I planned to take you to an island this week but the ferry never left the pier due to rain, rain and more rain…
Feeling rather downhearted, I pondered on a suitable alternative, and after a trip to the local library followed by a coffee and slice of cake, the sun came out.
So we are now travelling along a small stretch of a 2500km Irish tourist initiative known as “The Wild Atlantic Way.”
First stop is a view over the islands to the west, including the island I had planned to visit. Furthest away lies Arranmore, followed by Cruit, Owey, Gola…
Next we travel towards Cnoc Fola meaning “Hill of Blood,” which is “a rocky headland that turns rusty red at sunset,” as written on the signs at this “Discovery Point” for the Wild Atlantic Way.
Looking backwards, the islands are still visible:
The Islands as seen from Cnoc Fola
Moving on, we pass lots of peat bogs with another headland called Horn Head in the distance.
We can also see Tory Island. It lies 9 miles off the coast, and is the most remote inhabited island off the coast of Ireland. St Colmcille founded a monastery on Tory in the 6th century.
Although the island is often pounded by the mighty Atlantic, it still has a thriving community.

(Stored data entries)

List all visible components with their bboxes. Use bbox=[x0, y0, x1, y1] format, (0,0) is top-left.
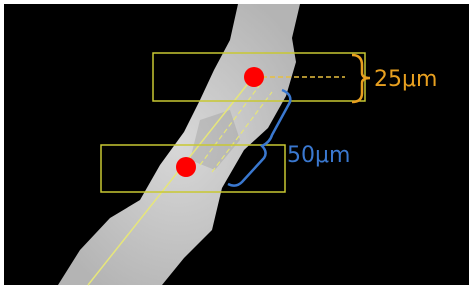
label-25: 25μm bbox=[374, 67, 437, 92]
label-50: 50μm bbox=[287, 143, 350, 168]
marker bbox=[176, 157, 196, 177]
marker bbox=[244, 67, 264, 87]
figure: 25μm 50μm bbox=[0, 0, 473, 289]
microscopy-image: 25μm 50μm bbox=[0, 0, 473, 289]
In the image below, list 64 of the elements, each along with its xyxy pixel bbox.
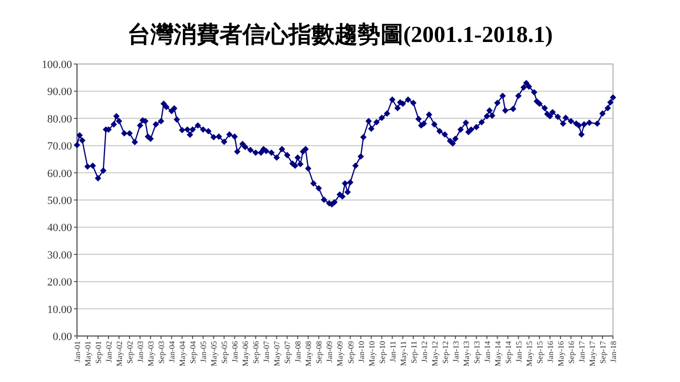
x-tick-label: Jan-10	[356, 341, 366, 362]
x-tick-label: Jan-18	[609, 341, 618, 362]
x-tick-label: Sep-15	[535, 341, 544, 364]
y-tick-label: 80.00	[47, 113, 72, 126]
x-tick-label: May-01	[84, 341, 93, 366]
x-tick-label: Sep-14	[504, 341, 513, 364]
x-tick-label: Jan-07	[262, 341, 272, 362]
x-tick-label: May-14	[493, 341, 502, 366]
x-tick-label: Jan-04	[168, 341, 177, 362]
x-tick-label: Jan-13	[451, 341, 460, 362]
x-tick-label: May-15	[524, 341, 534, 366]
x-tick-label: Sep-08	[314, 341, 324, 364]
x-tick-label: Sep-09	[346, 341, 356, 364]
x-tick-label: Sep-11	[409, 341, 418, 364]
y-tick-label: 70.00	[47, 140, 72, 153]
x-tick-label: Sep-10	[378, 341, 387, 364]
x-tick-label: May-09	[336, 341, 345, 366]
x-tick-label: Jan-11	[388, 341, 398, 362]
x-tick-label: Sep-17	[598, 341, 608, 364]
x-tick-label: May-04	[178, 341, 188, 366]
y-tick-label: 20.00	[47, 276, 72, 289]
y-tick-label: 40.00	[47, 222, 72, 234]
x-tick-label: Jan-15	[514, 341, 524, 362]
x-tick-label: Jan-02	[104, 341, 114, 362]
x-tick-label: Jan-17	[577, 341, 586, 362]
x-tick-label: May-03	[146, 341, 156, 366]
chart-title: 台灣消費者信心指數趨勢圖(2001.1-2018.1)	[127, 21, 553, 47]
x-tick-label: Jan-03	[136, 341, 146, 362]
x-tick-label: May-11	[398, 341, 408, 366]
x-tick-label: May-13	[462, 341, 471, 366]
x-tick-label: Sep-16	[566, 341, 576, 364]
y-tick-label: 30.00	[47, 249, 72, 262]
x-tick-label: Jan-01	[73, 341, 82, 362]
x-tick-label: Jan-08	[294, 341, 303, 362]
x-tick-label: Sep-13	[472, 341, 482, 364]
x-tick-label: Sep-05	[220, 341, 230, 364]
x-tick-label: Jan-06	[230, 341, 240, 362]
x-tick-label: Sep-06	[252, 341, 261, 364]
y-tick-label: 0.00	[52, 331, 72, 343]
y-tick-label: 50.00	[47, 195, 72, 207]
x-tick-label: Sep-04	[188, 341, 198, 364]
x-tick-label: May-08	[304, 341, 314, 366]
x-tick-label: Jan-14	[482, 341, 492, 362]
y-tick-label: 90.00	[47, 86, 72, 98]
x-tick-label: May-07	[272, 341, 282, 366]
x-tick-label: Sep-02	[126, 341, 135, 364]
x-tick-label: Jan-09	[325, 341, 334, 362]
x-tick-label: May-12	[430, 341, 440, 366]
x-tick-label: Jan-05	[199, 341, 208, 362]
x-tick-label: Sep-03	[157, 341, 166, 364]
y-tick-label: 10.00	[47, 304, 72, 316]
x-tick-label: Sep-12	[440, 341, 450, 364]
x-tick-label: May-17	[588, 341, 597, 366]
x-tick-label: May-10	[367, 341, 376, 366]
x-tick-label: May-16	[556, 341, 566, 366]
x-tick-label: Jan-16	[546, 341, 555, 362]
x-tick-label: May-02	[115, 341, 124, 366]
x-tick-label: May-05	[210, 341, 219, 366]
x-tick-label: May-06	[241, 341, 250, 366]
x-tick-label: Jan-12	[420, 341, 429, 362]
y-tick-label: 100.00	[42, 59, 72, 71]
x-tick-label: Sep-01	[94, 341, 104, 364]
x-tick-label: Sep-07	[283, 341, 292, 364]
y-tick-label: 60.00	[47, 168, 72, 180]
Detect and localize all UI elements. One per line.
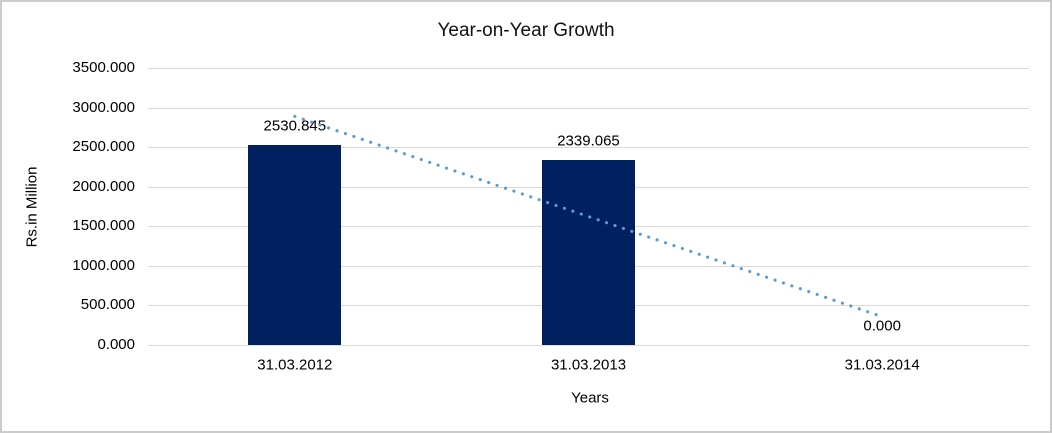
x-axis-title: Years: [571, 389, 609, 407]
y-axis-tick-label: 1500.000: [72, 217, 135, 235]
gridline: [148, 68, 1029, 69]
y-axis-tick-label: 500.000: [80, 296, 135, 314]
y-axis-tick-label: 0.000: [97, 336, 135, 354]
x-axis-category-label: 31.03.2014: [844, 356, 920, 374]
bar-31.03.2012: [248, 144, 342, 345]
y-axis-tick-label: 2000.000: [72, 177, 135, 195]
gridline: [148, 107, 1029, 109]
data-label-31.03.2012: 2530.845: [263, 117, 327, 135]
bar-31.03.2013: [542, 159, 635, 345]
y-axis-tick-label: 2500.000: [72, 138, 135, 156]
x-axis-category-label: 31.03.2012: [257, 356, 333, 374]
data-label-31.03.2014: 0.000: [863, 317, 901, 335]
gridline: [148, 345, 1029, 346]
chart-title: Year-on-Year Growth: [437, 20, 615, 41]
data-label-31.03.2013: 2339.065: [557, 132, 620, 150]
y-axis-tick-label: 1000.000: [72, 257, 135, 275]
y-axis-tick-label: 3000.000: [72, 98, 135, 116]
y-axis-tick-label: 3500.000: [72, 59, 135, 77]
y-axis-title: Rs.in Million: [23, 166, 41, 248]
x-axis-category-label: 31.03.2013: [550, 356, 627, 374]
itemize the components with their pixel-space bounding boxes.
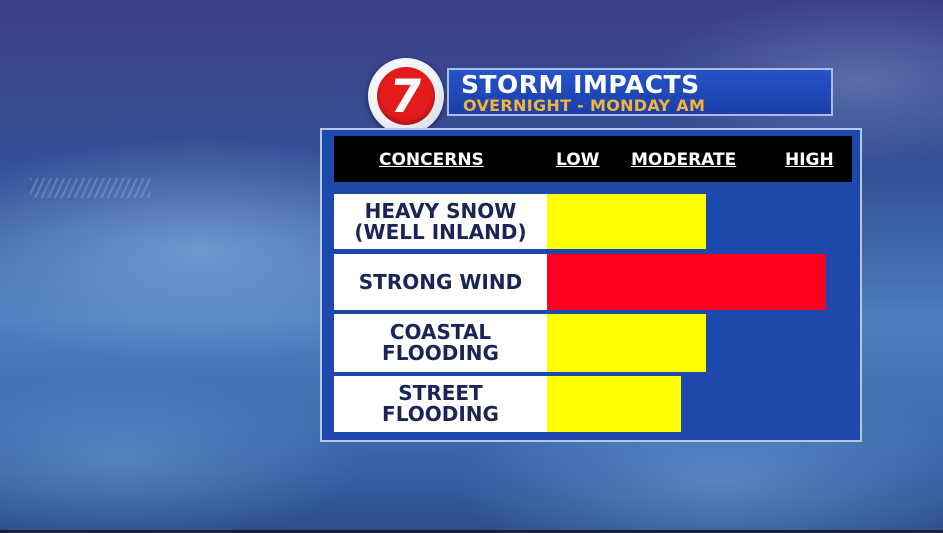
logo-number: 7	[386, 69, 426, 123]
concern-label: STREET FLOODING	[334, 376, 547, 432]
header-concerns: CONCERNS	[379, 150, 484, 170]
concern-label: HEAVY SNOW (WELL INLAND)	[334, 194, 547, 249]
column-header-bar: CONCERNS LOW MODERATE HIGH	[334, 136, 852, 182]
impact-bar	[547, 314, 706, 372]
station-logo: 7	[368, 58, 444, 134]
concern-label-text: STREET FLOODING	[382, 381, 499, 426]
impacts-chart-panel: CONCERNS LOW MODERATE HIGH HEAVY SNOW (W…	[320, 128, 862, 442]
impact-bar	[547, 254, 826, 310]
concern-label: COASTAL FLOODING	[334, 314, 547, 372]
impact-bar	[547, 194, 706, 249]
bottom-edge	[0, 530, 943, 533]
concern-label-text: STRONG WIND	[358, 269, 523, 294]
concern-label: STRONG WIND	[334, 254, 547, 310]
chart-subtitle: OVERNIGHT - MONDAY AM	[463, 96, 706, 115]
header-low: LOW	[556, 150, 600, 170]
concern-label-text: HEAVY SNOW (WELL INLAND)	[354, 198, 527, 244]
concern-label-text: COASTAL FLOODING	[382, 320, 499, 365]
logo-badge: 7	[377, 67, 435, 125]
background-decoration	[30, 178, 150, 198]
header-moderate: MODERATE	[631, 150, 737, 170]
header-high: HIGH	[785, 150, 834, 170]
impact-bar	[547, 376, 681, 432]
chart-title: STORM IMPACTS	[461, 70, 700, 99]
title-banner: STORM IMPACTS OVERNIGHT - MONDAY AM	[447, 68, 833, 116]
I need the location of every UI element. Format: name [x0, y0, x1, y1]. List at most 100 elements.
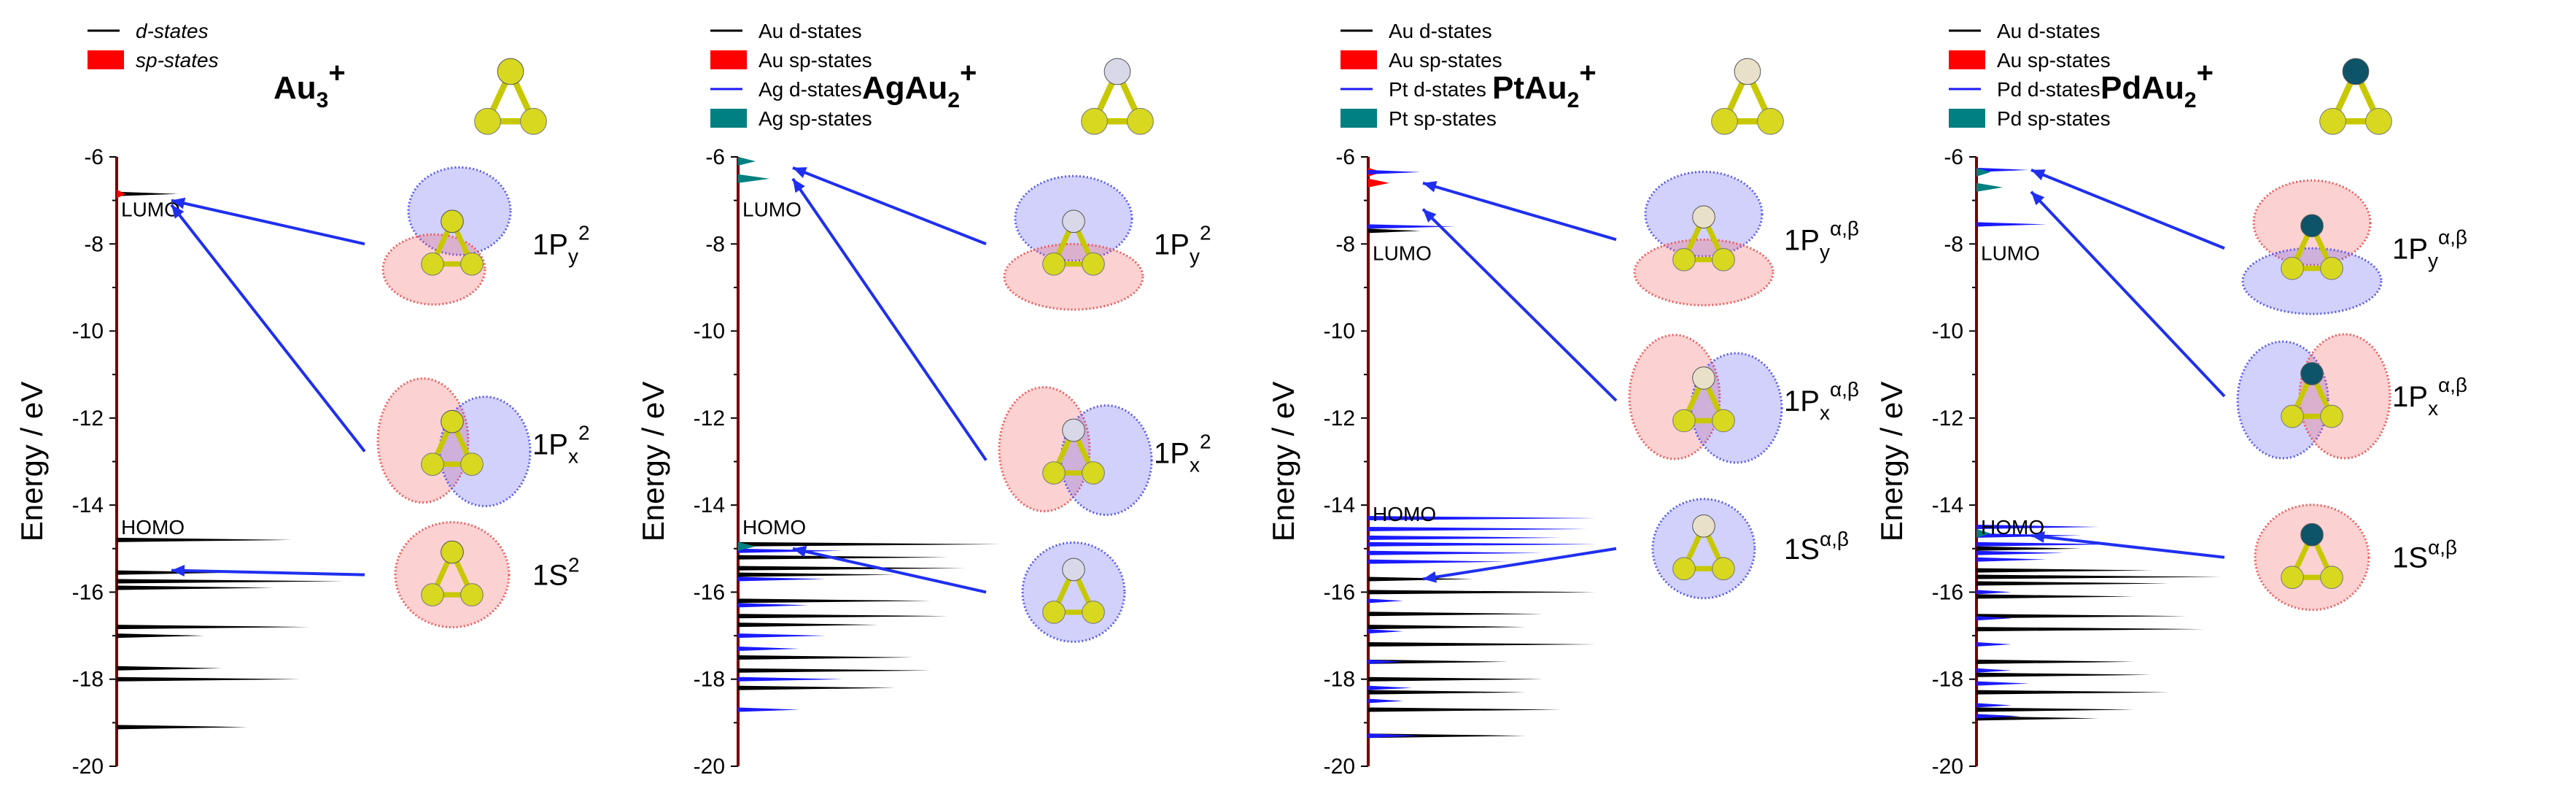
cluster-atom-au — [421, 452, 444, 476]
y-tick-label: -6 — [1335, 145, 1355, 169]
panel-title: PdAu2+ — [2100, 57, 2214, 112]
cluster-atom-au — [1757, 107, 1784, 135]
dos-peak-d — [1976, 659, 2134, 664]
cluster-atom-au — [460, 583, 484, 606]
dos-peak-d — [738, 655, 913, 660]
cluster-atom-au — [1082, 461, 1105, 485]
cluster-atom-au — [474, 107, 501, 135]
y-tick-label: -8 — [705, 232, 725, 256]
dos-peak-d — [1976, 616, 2011, 621]
y-tick-label: -14 — [1324, 493, 1355, 517]
cluster-atom-au — [1672, 248, 1696, 271]
pointer-arrow — [1421, 208, 1618, 402]
cluster-atom-au — [1672, 557, 1696, 581]
panel-title: PtAu2+ — [1492, 57, 1597, 112]
y-tick-label: -6 — [1944, 145, 1963, 169]
dos-peak-sp — [117, 189, 125, 198]
y-axis-label: Energy / eV — [636, 382, 670, 541]
dos-peak-d — [738, 622, 878, 628]
dos-peak-d — [738, 566, 966, 571]
dos-peak-d — [1368, 707, 1561, 712]
cluster-atom-top — [1692, 366, 1715, 390]
cluster-atom-au — [2281, 566, 2304, 590]
level-label: LUMO — [121, 198, 180, 221]
legend-label: Au sp-states — [1997, 49, 2111, 72]
legend-label: d-states — [136, 20, 209, 42]
chart-panel: Energy / eV-6-8-10-12-14-16-18-20LUMOHOM… — [1266, 20, 1859, 779]
dos-peak-d — [1368, 733, 1526, 739]
y-tick-label: -10 — [1932, 320, 1963, 344]
dos-peak-d — [1976, 690, 2169, 695]
orbital-lobe-red — [1633, 238, 1774, 306]
cluster-atom-top — [1062, 418, 1085, 442]
cluster-atom-au — [1712, 248, 1735, 271]
pointer-arrowhead — [2031, 191, 2045, 206]
orbital-lobe-blue — [407, 166, 512, 256]
y-tick-label: -16 — [694, 580, 725, 604]
dos-peak-d — [738, 685, 896, 690]
dos-peak-d — [1368, 577, 1473, 582]
dos-peak-d — [1368, 550, 1543, 555]
pointer-arrow — [1422, 181, 1617, 242]
chart-panel: Energy / eV-6-8-10-12-14-16-18-20LUMOHOM… — [1874, 20, 2467, 779]
cluster-atom-top — [441, 540, 464, 564]
level-label: HOMO — [1373, 503, 1436, 525]
pointer-arrowhead — [1423, 181, 1438, 193]
dos-peak-d — [117, 625, 309, 630]
dos-peak-d — [117, 676, 300, 682]
dos-peak-d — [1368, 625, 1526, 630]
pointer-arrowhead — [793, 167, 807, 178]
dos-peak-d — [738, 676, 843, 682]
cluster-atom-au — [1127, 107, 1154, 135]
pointer-arrow — [792, 547, 987, 594]
y-tick-label: -16 — [1324, 580, 1355, 604]
legend-label: Ag d-states — [759, 78, 862, 101]
orbital-label: 1Py2 — [532, 221, 590, 267]
y-tick-label: -18 — [1324, 668, 1355, 692]
dos-peak-d — [117, 191, 178, 196]
y-tick-label: -20 — [72, 755, 104, 779]
cluster-atom-au — [1082, 252, 1105, 276]
chart-panel: Energy / eV-6-8-10-12-14-16-18-20LUMOHOM… — [636, 20, 1211, 779]
cluster-atom-au — [1042, 252, 1066, 276]
dos-peak-d — [738, 707, 799, 712]
dos-peak-d — [1368, 690, 1526, 695]
y-tick-label: -12 — [1932, 406, 1963, 431]
legend-label: Pd sp-states — [1997, 107, 2111, 130]
dos-peak-d — [738, 548, 843, 553]
y-axis-label: Energy / eV — [15, 382, 49, 541]
y-tick-label: -20 — [1932, 755, 1963, 779]
pointer-arrowhead — [171, 197, 186, 209]
dos-peak-d — [1976, 533, 2082, 538]
cluster-atom-top — [1734, 58, 1761, 85]
cluster-atom-au — [2281, 404, 2304, 428]
cluster-atom-au — [1711, 107, 1738, 135]
y-tick-label: -10 — [694, 320, 725, 344]
dos-peak-d — [1976, 574, 2222, 579]
dos-peak-d — [1976, 716, 2099, 721]
legend-label: Au d-states — [1389, 20, 1492, 42]
level-label: LUMO — [742, 198, 802, 221]
dos-peak-sp — [738, 174, 770, 183]
cluster-atom-au — [2319, 107, 2346, 135]
chart-panel: Energy / eV-6-8-10-12-14-16-18-20LUMOHOM… — [15, 20, 590, 779]
y-tick-label: -12 — [694, 406, 725, 431]
y-tick-label: -6 — [705, 145, 725, 169]
orbital-label: 1Pyα,β — [1784, 217, 1859, 263]
pointer-arrowhead — [1423, 209, 1437, 223]
pointer-arrow — [791, 177, 988, 461]
y-tick-label: -16 — [72, 580, 104, 604]
legend-label: Au d-states — [1997, 20, 2100, 42]
dos-peak-d — [1368, 733, 1421, 739]
dos-peak-d — [117, 666, 222, 671]
orbital-label: 1Pyα,β — [2392, 225, 2467, 271]
orbital-lobe-red — [394, 521, 511, 629]
dos-peak-d — [1976, 167, 2029, 172]
cluster-atom-au — [2320, 404, 2343, 428]
pointer-arrow — [792, 166, 987, 246]
y-tick-label: -12 — [1324, 406, 1355, 431]
dos-peak-d — [738, 577, 826, 582]
cluster-atom-top — [1103, 58, 1131, 85]
y-tick-label: -18 — [72, 668, 104, 692]
pointer-arrow — [170, 204, 366, 452]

Aim of the task » Repeat the stretch of the Wild Atlantic Way travel piece from "First stop is" through "a thriving community.", word for word. The listing has no connection to the Wild Atlantic Way travel piece.

Problem solution »
First stop is a view over the islands to the west, including the island I had planned to visit. Furthest away lies Arranmore, followed by Cruit, Owey, Gola…
Next we travel towards Cnoc Fola meaning “Hill of Blood,” which is “a rocky headland that turns rusty red at sunset,” as written on the signs at this “Discovery Point” for the Wild Atlantic Way.
Looking backwards, the islands are still visible:
The Islands as seen from Cnoc Fola
Moving on, we pass lots of peat bogs with another headland called Horn Head in the distance.
We can also see Tory Island. It lies 9 miles off the coast, and is the most remote inhabited island off the coast of Ireland. St Colmcille founded a monastery on Tory in the 6th century.
Although the island is often pounded by the mighty Atlantic, it still has a thriving community.